══ The input ══
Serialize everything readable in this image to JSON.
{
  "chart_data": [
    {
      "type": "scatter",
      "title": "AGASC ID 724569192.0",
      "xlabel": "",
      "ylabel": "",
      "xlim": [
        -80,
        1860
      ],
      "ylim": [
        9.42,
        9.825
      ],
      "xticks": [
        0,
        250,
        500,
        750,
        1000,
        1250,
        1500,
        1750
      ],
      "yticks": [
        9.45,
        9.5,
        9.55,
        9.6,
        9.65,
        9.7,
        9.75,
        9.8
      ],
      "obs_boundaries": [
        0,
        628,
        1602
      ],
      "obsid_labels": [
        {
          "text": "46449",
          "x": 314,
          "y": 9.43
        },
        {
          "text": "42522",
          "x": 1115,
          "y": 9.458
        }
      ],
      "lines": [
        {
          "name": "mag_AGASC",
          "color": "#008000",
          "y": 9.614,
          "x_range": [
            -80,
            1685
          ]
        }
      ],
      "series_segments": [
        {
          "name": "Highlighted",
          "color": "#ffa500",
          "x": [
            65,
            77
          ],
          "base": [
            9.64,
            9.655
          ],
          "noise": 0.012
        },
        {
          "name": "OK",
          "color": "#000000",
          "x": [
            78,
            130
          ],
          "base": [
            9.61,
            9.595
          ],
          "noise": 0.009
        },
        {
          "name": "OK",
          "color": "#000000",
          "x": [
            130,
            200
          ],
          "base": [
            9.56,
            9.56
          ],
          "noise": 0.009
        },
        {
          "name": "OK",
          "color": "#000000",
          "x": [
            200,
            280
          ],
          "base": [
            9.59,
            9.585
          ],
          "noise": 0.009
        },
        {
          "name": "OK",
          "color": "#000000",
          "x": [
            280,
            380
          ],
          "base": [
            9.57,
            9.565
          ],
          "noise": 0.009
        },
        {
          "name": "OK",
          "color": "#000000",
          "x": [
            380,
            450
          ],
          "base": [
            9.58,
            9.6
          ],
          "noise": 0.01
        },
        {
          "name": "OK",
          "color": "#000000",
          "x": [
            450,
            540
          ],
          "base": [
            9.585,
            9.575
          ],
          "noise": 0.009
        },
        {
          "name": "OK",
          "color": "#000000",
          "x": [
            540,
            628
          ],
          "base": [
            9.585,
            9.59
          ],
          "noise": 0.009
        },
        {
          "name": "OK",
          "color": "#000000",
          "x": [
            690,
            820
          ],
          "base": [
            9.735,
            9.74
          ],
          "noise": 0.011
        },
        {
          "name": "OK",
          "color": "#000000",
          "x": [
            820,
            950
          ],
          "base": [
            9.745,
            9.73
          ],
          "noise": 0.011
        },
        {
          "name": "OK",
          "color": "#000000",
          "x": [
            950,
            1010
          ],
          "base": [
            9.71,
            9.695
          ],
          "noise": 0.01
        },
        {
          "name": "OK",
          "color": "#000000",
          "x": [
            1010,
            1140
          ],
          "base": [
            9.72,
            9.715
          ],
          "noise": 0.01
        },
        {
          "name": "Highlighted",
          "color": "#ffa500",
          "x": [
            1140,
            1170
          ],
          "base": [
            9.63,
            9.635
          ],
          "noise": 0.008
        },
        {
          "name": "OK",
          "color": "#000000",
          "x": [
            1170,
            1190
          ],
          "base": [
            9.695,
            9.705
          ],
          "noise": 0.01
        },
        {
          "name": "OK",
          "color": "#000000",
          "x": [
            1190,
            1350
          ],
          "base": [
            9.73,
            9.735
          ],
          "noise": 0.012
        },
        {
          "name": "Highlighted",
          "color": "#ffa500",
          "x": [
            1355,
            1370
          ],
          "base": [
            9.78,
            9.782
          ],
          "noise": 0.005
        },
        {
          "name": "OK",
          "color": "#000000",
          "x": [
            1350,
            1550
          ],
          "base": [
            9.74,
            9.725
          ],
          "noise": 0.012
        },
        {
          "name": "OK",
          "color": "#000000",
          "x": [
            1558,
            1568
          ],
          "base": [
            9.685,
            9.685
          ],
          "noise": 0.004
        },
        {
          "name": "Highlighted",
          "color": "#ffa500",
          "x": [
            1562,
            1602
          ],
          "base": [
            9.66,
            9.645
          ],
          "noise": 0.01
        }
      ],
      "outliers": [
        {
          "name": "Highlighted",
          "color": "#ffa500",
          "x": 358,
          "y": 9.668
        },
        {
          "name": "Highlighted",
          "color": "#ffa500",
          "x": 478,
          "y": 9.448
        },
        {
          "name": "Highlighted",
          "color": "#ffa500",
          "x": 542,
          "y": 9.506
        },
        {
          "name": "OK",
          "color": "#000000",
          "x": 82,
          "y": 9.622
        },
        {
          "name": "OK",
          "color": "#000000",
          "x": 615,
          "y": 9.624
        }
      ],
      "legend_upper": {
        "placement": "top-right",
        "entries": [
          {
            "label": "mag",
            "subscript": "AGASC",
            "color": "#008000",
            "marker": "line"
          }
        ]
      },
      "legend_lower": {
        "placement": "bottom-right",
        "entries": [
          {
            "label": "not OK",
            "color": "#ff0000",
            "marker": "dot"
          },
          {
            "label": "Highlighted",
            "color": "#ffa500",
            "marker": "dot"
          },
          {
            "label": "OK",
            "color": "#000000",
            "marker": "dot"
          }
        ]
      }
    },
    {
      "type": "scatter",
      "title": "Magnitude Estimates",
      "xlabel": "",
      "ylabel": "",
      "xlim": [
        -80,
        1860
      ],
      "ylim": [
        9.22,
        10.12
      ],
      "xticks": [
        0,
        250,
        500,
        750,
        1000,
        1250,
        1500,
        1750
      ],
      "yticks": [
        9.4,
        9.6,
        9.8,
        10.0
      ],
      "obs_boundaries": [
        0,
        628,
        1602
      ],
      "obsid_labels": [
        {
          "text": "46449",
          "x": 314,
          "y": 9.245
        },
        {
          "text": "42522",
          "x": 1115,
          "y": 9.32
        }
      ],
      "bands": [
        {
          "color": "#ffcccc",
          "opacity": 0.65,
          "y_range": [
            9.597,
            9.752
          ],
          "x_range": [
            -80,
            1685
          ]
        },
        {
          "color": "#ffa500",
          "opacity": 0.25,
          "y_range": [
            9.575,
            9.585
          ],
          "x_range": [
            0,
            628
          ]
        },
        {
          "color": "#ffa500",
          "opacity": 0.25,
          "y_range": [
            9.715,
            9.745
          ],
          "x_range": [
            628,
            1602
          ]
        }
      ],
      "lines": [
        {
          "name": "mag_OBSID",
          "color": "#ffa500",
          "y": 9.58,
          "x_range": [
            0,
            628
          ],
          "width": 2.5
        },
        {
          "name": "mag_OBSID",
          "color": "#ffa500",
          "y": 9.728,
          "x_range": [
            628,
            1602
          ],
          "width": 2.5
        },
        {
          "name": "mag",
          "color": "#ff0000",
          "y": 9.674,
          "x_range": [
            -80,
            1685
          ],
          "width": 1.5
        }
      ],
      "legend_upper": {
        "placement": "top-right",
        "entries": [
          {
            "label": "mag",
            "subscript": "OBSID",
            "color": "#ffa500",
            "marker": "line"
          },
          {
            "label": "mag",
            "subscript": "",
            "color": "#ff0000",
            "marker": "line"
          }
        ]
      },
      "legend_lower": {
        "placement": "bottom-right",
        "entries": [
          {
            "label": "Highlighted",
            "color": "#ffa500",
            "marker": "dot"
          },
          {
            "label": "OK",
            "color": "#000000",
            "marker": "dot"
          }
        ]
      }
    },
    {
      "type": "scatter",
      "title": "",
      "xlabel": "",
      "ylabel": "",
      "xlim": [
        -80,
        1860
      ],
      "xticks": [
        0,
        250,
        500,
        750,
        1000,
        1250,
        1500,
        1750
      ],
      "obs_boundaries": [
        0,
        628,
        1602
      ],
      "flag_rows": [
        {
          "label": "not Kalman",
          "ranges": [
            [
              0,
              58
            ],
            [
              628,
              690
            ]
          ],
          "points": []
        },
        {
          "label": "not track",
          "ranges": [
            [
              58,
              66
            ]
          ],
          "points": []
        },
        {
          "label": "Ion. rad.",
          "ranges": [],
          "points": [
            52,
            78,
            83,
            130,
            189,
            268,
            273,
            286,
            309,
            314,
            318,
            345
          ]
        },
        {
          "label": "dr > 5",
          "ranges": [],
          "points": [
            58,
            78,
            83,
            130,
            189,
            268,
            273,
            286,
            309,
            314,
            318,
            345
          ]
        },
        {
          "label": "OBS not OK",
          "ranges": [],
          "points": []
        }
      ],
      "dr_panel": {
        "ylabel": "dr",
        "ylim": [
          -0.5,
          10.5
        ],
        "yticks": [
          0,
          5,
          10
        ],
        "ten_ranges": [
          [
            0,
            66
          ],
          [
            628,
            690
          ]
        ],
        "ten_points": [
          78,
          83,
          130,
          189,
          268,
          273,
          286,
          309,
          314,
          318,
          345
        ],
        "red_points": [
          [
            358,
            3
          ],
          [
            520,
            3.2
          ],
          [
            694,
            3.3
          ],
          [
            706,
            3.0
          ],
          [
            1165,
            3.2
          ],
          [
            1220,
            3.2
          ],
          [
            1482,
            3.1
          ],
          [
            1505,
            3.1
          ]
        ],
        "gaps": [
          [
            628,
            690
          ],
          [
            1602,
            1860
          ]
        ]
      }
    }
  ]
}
═══
▸ Written request
Each line that has the word "subscript" should be copied.

▸ The reply
            "subscript": "AGASC",
            "subscript": "OBSID",
            "subscript": "",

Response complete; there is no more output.